# What you need to do
1. In the stir-fry forum thread, how much top sirloin does the first post say the poster uses?
2. Continue the stir-fry forum thread from where it stops.

# Page text
__________________________________________________

I use about 7-8 ounces of top sirloin. It slices better and thinner when you slice while it is about half frozen. 



I don't wok it to well done. It only takes a a couple of minutes in the hot wok. Then remove, stir fry the veggies and add the sauce and meat.


----------



## wooleybooger

Enjoying this thread. I'll just say when I've stir fried in a wok I've used only 3Tsp. oil for the meat and veggies. Everything is fresh not frozen and if needing it is cut into pieces suitable for chopsticks. I've mentioned before I love using them. Takes seconds only for the cooking, even the meat and I remove the food. If I want a sauce I usually use a 1T sugar, 2T soy sauce, 2T white wine or mirin or even white vinegar.


----------



## Nik333

Fresh ginger! :biggrin2:


----------



## Colbyt

Cooking times will vary greatly with the type of stove top, gas being the best and fastest.


Glass top, non-induction, electric being about the slowest. They are nice to view and stay cleaner but they are worthless for cooking.


----------



## Startingover

Gas stoves scare me the way they make that puff sound when you turn them on.

Glass top would worry me cause I mostly use an old heavy iron skillet and I figur I’d crack the top.

__________________________________________________

# Entries provided
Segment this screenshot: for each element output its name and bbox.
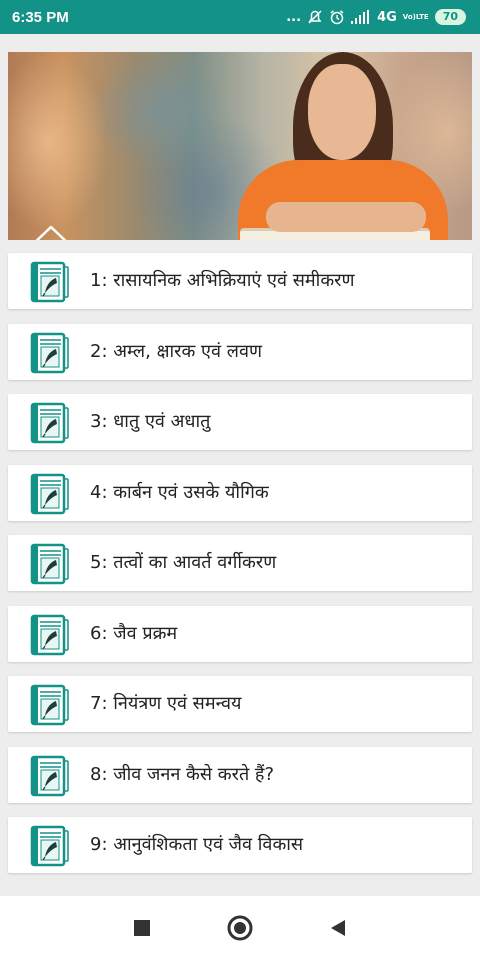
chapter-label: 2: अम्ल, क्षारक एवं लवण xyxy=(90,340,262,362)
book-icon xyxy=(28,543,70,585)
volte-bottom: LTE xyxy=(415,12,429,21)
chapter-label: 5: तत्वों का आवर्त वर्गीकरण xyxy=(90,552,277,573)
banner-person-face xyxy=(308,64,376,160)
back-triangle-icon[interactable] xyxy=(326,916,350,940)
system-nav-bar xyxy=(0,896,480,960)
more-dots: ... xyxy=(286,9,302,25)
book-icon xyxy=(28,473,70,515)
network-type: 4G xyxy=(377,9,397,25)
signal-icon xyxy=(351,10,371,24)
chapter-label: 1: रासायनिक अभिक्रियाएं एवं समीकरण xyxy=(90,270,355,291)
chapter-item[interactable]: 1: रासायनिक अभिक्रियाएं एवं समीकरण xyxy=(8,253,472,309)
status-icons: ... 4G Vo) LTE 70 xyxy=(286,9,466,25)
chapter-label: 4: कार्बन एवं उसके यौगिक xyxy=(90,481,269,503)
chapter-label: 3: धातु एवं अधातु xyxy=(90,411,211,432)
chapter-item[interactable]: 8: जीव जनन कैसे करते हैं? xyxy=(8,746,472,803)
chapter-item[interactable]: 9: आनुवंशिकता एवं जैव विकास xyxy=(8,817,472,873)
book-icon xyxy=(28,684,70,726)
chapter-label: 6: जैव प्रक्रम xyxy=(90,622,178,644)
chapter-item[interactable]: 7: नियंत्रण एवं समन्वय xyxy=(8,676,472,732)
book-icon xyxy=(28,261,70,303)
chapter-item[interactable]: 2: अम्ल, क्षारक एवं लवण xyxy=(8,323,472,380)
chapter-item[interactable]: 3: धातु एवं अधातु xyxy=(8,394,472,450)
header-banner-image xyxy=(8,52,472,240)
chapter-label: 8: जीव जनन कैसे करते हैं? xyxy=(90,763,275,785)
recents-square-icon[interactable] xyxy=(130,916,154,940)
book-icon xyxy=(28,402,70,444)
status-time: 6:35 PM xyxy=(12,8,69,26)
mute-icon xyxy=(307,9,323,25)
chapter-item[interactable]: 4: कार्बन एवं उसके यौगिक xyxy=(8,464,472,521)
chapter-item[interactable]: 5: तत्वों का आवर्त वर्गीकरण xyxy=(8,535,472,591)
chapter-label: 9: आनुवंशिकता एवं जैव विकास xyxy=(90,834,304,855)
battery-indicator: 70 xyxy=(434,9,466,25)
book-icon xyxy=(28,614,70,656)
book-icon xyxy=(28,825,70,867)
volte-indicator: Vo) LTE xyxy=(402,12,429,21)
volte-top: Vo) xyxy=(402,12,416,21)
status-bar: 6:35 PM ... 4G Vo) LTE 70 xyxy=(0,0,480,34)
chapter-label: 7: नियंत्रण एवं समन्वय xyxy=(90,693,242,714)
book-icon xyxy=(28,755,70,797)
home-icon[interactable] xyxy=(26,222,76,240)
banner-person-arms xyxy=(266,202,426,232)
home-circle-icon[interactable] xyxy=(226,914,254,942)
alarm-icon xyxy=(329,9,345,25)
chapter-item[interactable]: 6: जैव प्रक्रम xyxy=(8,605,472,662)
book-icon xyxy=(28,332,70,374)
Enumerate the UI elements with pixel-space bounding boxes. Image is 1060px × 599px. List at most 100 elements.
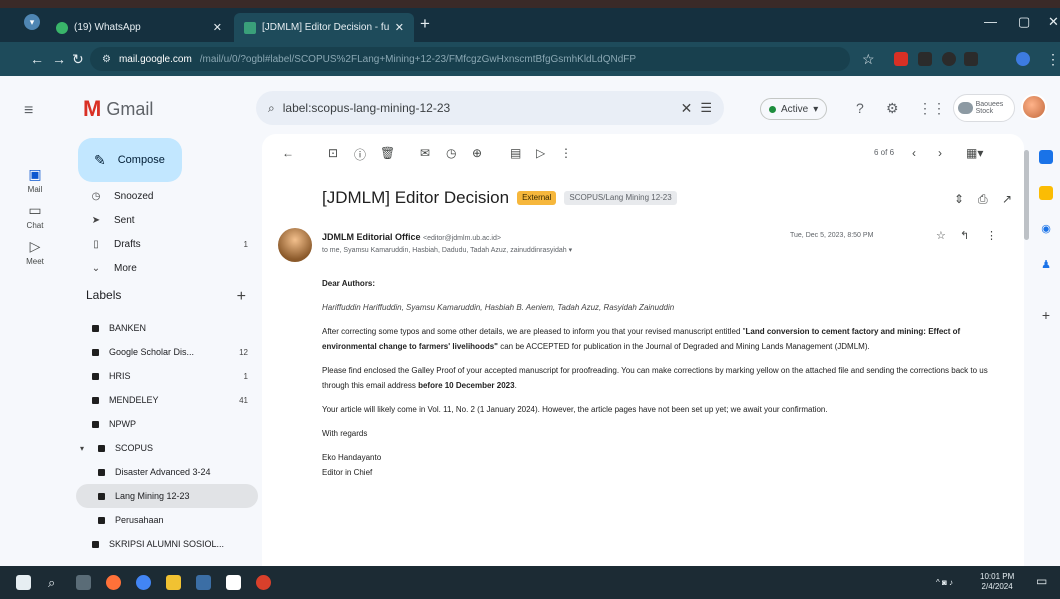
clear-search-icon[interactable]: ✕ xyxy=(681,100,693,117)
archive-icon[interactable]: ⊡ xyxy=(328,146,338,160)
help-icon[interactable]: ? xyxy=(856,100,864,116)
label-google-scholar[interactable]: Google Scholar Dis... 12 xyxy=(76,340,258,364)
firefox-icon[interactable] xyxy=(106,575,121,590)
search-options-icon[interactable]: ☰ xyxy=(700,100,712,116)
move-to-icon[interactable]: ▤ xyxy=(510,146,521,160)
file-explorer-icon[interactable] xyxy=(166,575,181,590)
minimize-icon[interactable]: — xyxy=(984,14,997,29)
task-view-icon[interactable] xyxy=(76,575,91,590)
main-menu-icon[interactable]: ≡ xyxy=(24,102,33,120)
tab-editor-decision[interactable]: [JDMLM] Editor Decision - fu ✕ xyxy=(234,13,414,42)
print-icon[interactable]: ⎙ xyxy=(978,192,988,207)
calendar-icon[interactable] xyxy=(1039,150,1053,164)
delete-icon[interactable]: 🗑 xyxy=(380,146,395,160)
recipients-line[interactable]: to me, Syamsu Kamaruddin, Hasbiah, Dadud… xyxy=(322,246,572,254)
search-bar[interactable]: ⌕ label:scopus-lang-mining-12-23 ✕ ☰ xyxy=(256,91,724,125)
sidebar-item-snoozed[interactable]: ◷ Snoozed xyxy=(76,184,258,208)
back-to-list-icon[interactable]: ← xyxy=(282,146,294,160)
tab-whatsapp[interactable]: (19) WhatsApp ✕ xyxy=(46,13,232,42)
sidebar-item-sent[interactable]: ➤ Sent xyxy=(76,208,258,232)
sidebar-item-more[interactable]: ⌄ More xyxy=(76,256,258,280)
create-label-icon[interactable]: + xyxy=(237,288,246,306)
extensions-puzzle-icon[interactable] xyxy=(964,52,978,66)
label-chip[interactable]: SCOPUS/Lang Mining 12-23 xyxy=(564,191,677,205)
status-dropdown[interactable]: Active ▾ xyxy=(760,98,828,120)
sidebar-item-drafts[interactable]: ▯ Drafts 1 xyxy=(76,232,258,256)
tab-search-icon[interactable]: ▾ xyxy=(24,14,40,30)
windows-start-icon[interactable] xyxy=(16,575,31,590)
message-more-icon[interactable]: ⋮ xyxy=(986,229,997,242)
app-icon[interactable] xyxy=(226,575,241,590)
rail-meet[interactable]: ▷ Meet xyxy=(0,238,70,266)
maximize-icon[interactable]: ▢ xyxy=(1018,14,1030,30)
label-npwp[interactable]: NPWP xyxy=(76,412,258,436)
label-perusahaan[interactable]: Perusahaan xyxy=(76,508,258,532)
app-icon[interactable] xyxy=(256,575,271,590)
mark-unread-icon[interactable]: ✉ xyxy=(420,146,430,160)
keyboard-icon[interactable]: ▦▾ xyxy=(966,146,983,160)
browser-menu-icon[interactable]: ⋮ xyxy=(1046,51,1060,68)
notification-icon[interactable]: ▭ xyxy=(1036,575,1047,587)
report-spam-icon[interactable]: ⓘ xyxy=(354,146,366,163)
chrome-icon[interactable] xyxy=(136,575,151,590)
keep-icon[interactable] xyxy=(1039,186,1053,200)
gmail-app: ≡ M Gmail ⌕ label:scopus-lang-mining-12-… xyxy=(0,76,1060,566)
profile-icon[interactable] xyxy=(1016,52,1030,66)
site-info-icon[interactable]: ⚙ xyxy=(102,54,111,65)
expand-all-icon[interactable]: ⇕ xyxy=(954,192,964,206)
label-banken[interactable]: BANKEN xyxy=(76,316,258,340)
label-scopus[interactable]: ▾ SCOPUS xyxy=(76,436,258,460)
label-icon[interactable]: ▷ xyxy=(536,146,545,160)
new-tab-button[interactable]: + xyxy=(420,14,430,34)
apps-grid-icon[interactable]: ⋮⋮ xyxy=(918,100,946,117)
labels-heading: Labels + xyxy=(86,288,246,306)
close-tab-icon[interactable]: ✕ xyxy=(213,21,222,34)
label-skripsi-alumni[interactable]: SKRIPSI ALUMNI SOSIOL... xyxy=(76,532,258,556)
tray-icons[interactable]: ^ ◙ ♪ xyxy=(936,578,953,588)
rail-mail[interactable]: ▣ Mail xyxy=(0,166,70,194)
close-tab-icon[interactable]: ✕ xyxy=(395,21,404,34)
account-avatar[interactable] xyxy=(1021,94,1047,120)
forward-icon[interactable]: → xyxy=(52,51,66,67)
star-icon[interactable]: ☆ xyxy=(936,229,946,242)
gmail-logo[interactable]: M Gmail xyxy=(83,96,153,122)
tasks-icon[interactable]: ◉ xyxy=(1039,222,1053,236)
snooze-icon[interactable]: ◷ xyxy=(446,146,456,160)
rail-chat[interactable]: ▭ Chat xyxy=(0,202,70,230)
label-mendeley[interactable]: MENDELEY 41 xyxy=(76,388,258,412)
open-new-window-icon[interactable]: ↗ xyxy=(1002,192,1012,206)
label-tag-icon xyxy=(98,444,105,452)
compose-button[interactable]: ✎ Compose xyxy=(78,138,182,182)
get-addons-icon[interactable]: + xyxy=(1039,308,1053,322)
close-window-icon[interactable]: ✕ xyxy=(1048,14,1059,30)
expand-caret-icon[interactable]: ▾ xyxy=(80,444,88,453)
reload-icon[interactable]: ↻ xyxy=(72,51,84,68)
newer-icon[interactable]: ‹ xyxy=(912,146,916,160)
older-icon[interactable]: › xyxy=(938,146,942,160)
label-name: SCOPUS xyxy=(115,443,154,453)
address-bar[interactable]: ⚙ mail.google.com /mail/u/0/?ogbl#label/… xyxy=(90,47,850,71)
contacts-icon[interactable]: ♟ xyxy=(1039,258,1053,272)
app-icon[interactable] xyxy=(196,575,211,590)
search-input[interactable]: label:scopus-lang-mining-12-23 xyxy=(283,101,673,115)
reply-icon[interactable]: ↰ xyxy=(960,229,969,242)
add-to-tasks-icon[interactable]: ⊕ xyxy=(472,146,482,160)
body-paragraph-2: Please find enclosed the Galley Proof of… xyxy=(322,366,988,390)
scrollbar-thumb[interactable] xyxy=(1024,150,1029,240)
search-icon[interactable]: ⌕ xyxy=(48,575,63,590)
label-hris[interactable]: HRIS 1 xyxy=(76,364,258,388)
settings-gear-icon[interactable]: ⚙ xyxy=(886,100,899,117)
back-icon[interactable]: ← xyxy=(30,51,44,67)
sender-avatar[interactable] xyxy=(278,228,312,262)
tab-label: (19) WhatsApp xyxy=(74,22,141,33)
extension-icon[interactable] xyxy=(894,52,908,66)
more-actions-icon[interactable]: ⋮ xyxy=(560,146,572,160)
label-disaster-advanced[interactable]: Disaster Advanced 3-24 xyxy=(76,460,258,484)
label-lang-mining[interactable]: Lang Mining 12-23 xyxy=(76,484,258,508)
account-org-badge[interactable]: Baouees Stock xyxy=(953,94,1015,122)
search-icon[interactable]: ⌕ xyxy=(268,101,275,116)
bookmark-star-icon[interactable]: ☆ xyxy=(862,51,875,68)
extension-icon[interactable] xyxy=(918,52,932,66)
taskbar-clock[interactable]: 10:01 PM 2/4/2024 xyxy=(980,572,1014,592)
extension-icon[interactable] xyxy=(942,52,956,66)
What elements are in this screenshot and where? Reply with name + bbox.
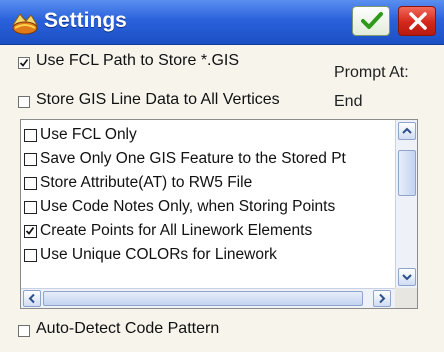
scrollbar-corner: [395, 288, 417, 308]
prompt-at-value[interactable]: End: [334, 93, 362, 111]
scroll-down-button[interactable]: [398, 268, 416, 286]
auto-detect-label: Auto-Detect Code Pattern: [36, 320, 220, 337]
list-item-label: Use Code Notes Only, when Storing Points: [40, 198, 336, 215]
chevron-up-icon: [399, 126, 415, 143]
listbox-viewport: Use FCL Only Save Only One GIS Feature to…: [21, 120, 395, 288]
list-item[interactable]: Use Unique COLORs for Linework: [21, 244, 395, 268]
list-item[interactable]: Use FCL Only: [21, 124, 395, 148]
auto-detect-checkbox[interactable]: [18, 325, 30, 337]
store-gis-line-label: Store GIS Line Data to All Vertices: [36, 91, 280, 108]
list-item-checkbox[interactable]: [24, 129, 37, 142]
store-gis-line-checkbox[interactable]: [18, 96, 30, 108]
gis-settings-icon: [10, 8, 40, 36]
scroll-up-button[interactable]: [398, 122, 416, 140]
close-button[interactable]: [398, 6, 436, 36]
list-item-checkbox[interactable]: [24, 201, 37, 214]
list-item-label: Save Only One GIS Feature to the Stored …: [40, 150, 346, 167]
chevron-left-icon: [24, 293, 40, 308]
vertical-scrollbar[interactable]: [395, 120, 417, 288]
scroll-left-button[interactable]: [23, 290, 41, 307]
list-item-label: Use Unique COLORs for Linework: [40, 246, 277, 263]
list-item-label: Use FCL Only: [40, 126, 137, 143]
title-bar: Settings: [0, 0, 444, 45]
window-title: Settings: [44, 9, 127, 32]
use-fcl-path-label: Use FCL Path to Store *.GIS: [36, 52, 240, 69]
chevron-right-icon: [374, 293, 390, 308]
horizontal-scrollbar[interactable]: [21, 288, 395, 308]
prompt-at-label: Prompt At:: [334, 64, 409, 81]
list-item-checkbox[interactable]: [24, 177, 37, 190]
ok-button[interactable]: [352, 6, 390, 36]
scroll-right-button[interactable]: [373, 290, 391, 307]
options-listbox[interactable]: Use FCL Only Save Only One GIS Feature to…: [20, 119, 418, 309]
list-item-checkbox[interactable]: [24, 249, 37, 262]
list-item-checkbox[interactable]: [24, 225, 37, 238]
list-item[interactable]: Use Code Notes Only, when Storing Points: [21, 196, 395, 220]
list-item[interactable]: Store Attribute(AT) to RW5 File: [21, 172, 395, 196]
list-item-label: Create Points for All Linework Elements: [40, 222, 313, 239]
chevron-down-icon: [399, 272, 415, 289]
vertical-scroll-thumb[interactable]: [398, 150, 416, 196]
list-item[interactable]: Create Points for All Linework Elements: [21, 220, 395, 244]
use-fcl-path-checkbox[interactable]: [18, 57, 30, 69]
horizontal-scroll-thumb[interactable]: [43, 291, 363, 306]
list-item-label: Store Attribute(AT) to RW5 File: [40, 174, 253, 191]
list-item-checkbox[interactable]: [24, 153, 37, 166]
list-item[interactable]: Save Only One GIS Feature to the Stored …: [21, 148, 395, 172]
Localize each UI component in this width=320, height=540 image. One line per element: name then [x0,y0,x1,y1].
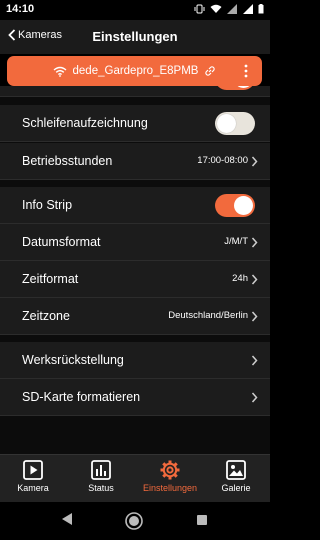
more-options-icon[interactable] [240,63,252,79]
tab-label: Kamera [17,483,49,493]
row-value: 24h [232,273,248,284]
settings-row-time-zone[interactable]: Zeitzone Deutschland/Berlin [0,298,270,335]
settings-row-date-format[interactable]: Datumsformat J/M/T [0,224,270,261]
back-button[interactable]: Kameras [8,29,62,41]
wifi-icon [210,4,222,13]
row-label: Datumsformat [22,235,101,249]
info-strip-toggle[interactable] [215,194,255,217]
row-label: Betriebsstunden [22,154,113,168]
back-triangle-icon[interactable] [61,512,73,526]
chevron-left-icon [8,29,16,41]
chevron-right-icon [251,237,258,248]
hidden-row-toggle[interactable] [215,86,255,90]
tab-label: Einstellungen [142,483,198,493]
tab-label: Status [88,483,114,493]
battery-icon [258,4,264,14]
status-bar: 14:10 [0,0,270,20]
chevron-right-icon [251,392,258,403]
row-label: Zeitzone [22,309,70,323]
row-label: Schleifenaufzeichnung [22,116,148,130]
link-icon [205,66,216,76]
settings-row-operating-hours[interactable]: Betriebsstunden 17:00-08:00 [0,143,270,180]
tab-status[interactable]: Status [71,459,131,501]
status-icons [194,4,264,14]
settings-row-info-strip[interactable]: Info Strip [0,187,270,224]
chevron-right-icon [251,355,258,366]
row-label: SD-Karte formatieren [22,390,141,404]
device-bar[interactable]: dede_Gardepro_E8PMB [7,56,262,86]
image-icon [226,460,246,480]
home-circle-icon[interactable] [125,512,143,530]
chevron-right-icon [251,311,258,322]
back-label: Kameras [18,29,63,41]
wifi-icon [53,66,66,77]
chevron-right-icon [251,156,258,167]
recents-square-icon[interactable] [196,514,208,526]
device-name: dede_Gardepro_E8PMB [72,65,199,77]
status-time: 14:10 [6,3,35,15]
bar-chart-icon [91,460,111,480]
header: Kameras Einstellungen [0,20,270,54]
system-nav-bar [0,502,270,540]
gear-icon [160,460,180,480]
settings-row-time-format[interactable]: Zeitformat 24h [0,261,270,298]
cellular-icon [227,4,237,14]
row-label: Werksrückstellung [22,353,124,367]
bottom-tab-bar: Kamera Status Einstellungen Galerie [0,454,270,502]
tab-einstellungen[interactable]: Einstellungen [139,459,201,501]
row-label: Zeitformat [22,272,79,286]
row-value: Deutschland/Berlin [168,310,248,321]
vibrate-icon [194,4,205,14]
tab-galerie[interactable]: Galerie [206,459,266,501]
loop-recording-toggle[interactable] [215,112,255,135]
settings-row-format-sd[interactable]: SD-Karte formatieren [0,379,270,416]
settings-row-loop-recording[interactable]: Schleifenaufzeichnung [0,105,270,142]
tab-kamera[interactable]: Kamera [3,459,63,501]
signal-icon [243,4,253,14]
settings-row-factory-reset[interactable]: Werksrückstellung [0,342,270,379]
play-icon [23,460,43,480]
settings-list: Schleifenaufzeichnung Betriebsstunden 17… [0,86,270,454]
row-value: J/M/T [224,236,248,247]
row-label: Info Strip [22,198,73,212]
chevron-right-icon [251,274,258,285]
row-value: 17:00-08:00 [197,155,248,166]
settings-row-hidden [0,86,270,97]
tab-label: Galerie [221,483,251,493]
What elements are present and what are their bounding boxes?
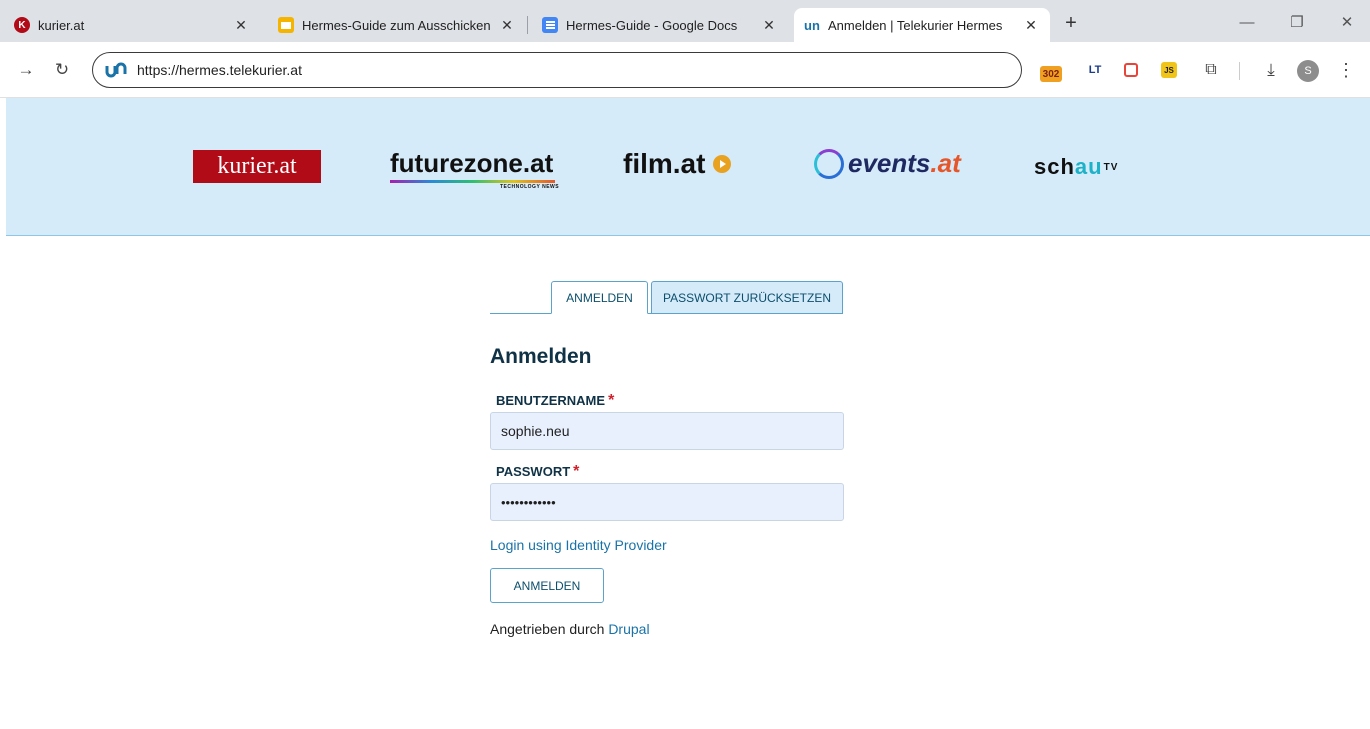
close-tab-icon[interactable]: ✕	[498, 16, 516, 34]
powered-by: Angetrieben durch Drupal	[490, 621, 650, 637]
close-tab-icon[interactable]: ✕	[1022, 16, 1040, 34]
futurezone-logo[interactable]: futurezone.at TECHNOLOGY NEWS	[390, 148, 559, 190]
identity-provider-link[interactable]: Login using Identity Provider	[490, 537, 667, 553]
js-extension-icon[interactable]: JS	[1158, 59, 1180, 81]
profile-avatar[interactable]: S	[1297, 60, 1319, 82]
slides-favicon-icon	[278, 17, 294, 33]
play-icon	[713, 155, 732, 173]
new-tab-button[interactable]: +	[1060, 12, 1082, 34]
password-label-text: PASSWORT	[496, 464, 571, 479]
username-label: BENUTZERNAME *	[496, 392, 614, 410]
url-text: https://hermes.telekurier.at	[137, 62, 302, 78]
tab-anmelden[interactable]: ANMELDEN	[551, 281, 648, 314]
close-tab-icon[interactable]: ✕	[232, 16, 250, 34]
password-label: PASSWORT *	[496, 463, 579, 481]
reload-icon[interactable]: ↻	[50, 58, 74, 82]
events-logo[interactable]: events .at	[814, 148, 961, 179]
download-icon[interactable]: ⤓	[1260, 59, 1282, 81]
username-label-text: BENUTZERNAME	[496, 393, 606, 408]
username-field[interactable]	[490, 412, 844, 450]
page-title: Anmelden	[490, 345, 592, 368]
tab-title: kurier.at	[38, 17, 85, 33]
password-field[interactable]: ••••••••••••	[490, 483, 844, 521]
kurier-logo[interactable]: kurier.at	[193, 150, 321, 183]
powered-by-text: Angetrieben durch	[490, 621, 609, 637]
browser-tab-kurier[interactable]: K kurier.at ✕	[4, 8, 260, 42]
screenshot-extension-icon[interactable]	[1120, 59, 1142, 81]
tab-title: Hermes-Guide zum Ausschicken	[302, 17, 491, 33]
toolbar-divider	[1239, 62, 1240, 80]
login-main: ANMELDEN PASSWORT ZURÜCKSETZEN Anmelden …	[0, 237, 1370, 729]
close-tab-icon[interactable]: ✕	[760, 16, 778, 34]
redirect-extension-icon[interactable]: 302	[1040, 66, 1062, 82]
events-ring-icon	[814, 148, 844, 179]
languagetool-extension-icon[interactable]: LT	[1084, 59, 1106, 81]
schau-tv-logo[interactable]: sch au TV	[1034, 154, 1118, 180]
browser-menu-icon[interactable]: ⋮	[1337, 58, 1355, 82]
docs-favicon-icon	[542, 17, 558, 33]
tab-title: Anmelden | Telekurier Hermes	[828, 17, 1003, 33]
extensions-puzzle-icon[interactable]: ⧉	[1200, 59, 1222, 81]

__________________________________________________

# Results
1. About 7-8 ounces.

2.
Searching for corn starch as I gather stuff for my stir fry for later this week I discovered my cornstarch expired a couple of years ago and my baking powder expired at the same time. So I started looking through other things in my cupboard and I guess cause I don’t cook much I didn’t notice practically everything is expired.


----------



## J. V.

A couple things to think about before you start.

Wok. A hand hammered *steel* wok or rolled *steel* wok is what pros and many people use and prefer. 
Google woks and how to buy one and how to season one and how to care for one. This is paramount. Frying pans are okay to use, but must be able to withstand extreme temperatures. 
Heavy cast iron while good for these temps are quite heavy and hard to handle. Especially when they are full of food.

Meat. Meat should be without much fat. Sirloin is a good choice. Seafood should be fresh and ice cold.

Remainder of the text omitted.